— EXTRAIT —
==========

Publié dans : Les articles Histoire de Colette Weinstein

Restauration de la "Petite Singerie" à Chantilly

Au château de Chantilly, cette pièce vient d'ouvrir ses portes après 17 mois de travaux réalisés grâce au mécénat du groupe Panhard.

Le Domaine de Chantilly est situé au cœur de 7800 hectares de terres, au sein de l’une des plus grandes forêts des environs de Paris.

Aménagé par le Grand Condé dès la fin du XVIIe siècle puis par ses descendants, le rez-de-chaussée abritait les appartements privés du duc et de la duchesse de Bourbon, appartements symétriques qui se rejoignaient au centre par les pièces de garde-robe et de toilette.

Située à ce niveau, la Petite Singerie est une petite pièce au plafond très bas et à la lumière discrète, juste à hauteur des douves. Le boudoir féminin a été peint en 1735, deux ans avant la Grande Singerie qui se situe au premier étage du Château.

Le décor est attribué à Christophe Huet, qui s’était fait une spécialité de ces plaisantes compositions où les singes prennent la place des hommes.

La restauration de la Petite Singerie a duré 17 mois entre novembre 2011 et mars 2013

Cette campagne de restauration a été réalisée grâce au mécénat du groupe Panhard, au soutien du Ministère de la Culture et de la Fondation pour la sauvegarde et le développement du Domaine de Chantilly.

Les scènes décoratives avec les "singesses" (comme on disait alors, qui imitent les actions des dames de qualité à Chantilly) avaient reçu un rechampi de couleur qui occultait le fond original.

Après enlèvement de ce rechampi, les fonds originaux de 1735 de grande qualité ont été mis en valeur. La difficulté résidait dans l’obtention d’un ensemble homogène après restauration entre les lambris du XVIIIe, les dorures du XIXe et le plafond repeint en partie au XIXe.

Rappel historique sur la Petite Singerie

La Petite Singerie constituait au XVIIIe siècle le petit cabinet ou boudoir de la duchesse de Bourbon, située au rez-de-chaussée du Petit Château construit pour le connétable Anne de Montmorency par l’architecte Jean Bullant, au milieu du XVIe siècle.

==========

— ENTRÉES FOURNIES —
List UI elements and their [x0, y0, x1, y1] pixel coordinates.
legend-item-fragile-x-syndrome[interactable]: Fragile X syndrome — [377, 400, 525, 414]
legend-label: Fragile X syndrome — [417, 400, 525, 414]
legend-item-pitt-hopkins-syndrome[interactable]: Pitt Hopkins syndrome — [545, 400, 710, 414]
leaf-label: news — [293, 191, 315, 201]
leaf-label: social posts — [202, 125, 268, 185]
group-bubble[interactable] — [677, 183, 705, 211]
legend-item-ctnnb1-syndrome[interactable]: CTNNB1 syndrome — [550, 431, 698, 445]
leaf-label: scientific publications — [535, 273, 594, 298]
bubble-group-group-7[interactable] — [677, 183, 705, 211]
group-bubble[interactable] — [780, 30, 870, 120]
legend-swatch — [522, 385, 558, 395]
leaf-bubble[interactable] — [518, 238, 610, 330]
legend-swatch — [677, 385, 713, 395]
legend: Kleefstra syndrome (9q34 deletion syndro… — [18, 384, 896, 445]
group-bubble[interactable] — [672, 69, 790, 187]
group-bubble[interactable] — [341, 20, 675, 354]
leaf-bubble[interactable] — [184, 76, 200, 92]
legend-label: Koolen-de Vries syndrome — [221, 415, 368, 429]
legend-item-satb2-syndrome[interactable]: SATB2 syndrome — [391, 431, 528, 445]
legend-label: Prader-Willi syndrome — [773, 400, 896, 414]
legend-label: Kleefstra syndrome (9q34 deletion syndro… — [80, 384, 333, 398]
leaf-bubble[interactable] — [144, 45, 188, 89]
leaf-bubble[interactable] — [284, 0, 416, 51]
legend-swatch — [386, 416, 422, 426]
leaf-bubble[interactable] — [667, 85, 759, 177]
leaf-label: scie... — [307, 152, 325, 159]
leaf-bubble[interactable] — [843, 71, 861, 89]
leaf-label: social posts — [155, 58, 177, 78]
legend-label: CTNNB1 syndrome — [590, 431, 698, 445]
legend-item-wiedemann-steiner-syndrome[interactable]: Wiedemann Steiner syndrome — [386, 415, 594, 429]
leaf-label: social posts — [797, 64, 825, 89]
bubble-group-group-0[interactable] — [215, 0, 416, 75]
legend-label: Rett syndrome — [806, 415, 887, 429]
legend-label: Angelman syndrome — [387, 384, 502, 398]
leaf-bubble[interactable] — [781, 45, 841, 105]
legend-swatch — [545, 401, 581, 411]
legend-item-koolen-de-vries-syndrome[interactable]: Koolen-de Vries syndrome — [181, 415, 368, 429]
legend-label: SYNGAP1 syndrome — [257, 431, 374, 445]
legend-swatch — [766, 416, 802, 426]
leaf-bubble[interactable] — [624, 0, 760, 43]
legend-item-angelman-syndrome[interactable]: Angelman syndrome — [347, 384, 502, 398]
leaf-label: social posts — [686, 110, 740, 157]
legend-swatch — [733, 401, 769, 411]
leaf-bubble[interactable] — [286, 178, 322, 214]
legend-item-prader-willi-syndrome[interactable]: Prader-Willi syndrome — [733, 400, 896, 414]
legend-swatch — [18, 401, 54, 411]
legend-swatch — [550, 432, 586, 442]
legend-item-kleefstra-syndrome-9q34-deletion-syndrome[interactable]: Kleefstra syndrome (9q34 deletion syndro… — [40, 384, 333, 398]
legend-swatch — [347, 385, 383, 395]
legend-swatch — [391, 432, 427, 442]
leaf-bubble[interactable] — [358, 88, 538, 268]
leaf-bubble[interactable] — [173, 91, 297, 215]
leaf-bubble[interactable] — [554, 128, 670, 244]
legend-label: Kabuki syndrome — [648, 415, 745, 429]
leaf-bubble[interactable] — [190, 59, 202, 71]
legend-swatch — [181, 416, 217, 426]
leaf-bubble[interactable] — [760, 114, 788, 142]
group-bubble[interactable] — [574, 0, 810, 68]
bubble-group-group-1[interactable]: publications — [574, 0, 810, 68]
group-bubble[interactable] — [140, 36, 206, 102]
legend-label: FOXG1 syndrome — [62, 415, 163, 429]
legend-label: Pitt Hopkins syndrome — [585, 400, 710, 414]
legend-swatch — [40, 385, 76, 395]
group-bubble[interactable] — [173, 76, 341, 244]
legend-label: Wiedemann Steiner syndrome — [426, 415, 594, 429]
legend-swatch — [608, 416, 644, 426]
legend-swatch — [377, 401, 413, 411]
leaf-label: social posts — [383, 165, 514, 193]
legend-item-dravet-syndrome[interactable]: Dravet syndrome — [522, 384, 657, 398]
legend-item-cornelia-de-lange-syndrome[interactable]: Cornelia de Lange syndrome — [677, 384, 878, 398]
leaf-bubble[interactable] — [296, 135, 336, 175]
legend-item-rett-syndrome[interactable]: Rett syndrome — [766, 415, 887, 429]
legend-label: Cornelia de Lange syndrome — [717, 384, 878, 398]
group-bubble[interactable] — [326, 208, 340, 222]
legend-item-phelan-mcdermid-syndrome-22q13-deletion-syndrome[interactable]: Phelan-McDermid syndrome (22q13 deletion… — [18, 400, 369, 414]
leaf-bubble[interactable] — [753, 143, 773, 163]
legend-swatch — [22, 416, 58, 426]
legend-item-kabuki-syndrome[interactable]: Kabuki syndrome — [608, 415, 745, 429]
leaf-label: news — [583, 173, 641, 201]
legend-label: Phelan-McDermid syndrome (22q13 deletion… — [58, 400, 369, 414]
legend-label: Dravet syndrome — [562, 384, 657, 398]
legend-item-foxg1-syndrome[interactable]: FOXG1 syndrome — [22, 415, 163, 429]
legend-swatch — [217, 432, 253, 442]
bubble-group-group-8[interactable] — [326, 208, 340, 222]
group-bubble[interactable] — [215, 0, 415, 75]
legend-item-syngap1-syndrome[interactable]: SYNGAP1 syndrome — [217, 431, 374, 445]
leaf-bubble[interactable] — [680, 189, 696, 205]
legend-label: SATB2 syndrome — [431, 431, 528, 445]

==========

— TÂCHE A —
Citez le passage du texte sur la Petite Singerie qui commence par les mots contenant "Cette campagne de" et se termine par "le fond original.".
— TÂCHE B —
Résumez en deux phrases le texte sur la restauration de la Petite Singerie.
— TÂCHE C —
Poursuivez le texte sur la Petite Singerie de Chantilly à partir de sa dernière phrase.

— RÉPONSE A —
Cette campagne de restauration a été réalisée grâce au mécénat du groupe Panhard, au soutien du Ministère de la Culture et de la Fondation pour la sauvegarde et le développement du Domaine de Chantilly.

Les scènes décoratives avec les "singesses" (comme on disait alors, qui imitent les actions des dames de qualité à Chantilly) avaient reçu un rechampi de couleur qui occultait le fond original.

— RÉPONSE B —
La Petite Singerie du château de Chantilly, boudoir de la duchesse de Bourbon peint en 1735 et dont le décor est attribué à Christophe Huet, a été restaurée pendant 17 mois, de novembre 2011 à mars 2013, grâce au mécénat du groupe Panhard. L'enlèvement d'un rechampi de couleur a remis en valeur les fonds originaux de 1735, la difficulté étant d'obtenir un ensemble homogène entre les lambris du XVIIIe, les dorures du XIXe et le plafond repeint en partie au XIXe.

— RÉPONSE C —
Son décor allégorique de singes, daté de 1735, est attribué à Christophe Huet, également auteur du décor semblable de la Grande Singerie qu’il réalise deux ans plus tard. Au XIXe siècle, la Petite Singerie, qui doit son nom à son décor, est l’une des pièces composant l’appartement de la duchesse d’Aumale.

Par son décor de lambris blanc et or peints d’arabesques et de chinoiseries, le cabinet de la Petite Singerie est le seul témoignage à cet étage du décor qui avait été réalisé au début du XVIIIe siècle pour les appartements de Louis IV Henri, duc de Bourbon.

Quand l’art décoratif français s’inspire de l’Extrême-Orient

Dès la fin du règne de Louis XIV, la France développe un goût pour l’exotisme, nourri par les retours de voyage des missionnaires et les importations de la Compagnie des Indes.

Porcelaines de Chine et du Japon affluent en masse en Europe, séduisant le monde occidental. A Chantilly, Louis-Henri, duc de Bourbon, prince de Condé (1692-1740), collectionne pour son château, les porcelaines, les indiennes et les meubles en laque de Chine et du Japon.

Voulant éviter les importations coûteuses, il décide de rechercher le secret de la porcelaine de Chine et du Japon. Pour cela, il fait venir à Chantilly un porcelainier nommé Cicaire Cirou, et crée une manufacture de porcelaine tendre à Chantilly entre 1725 et 1735.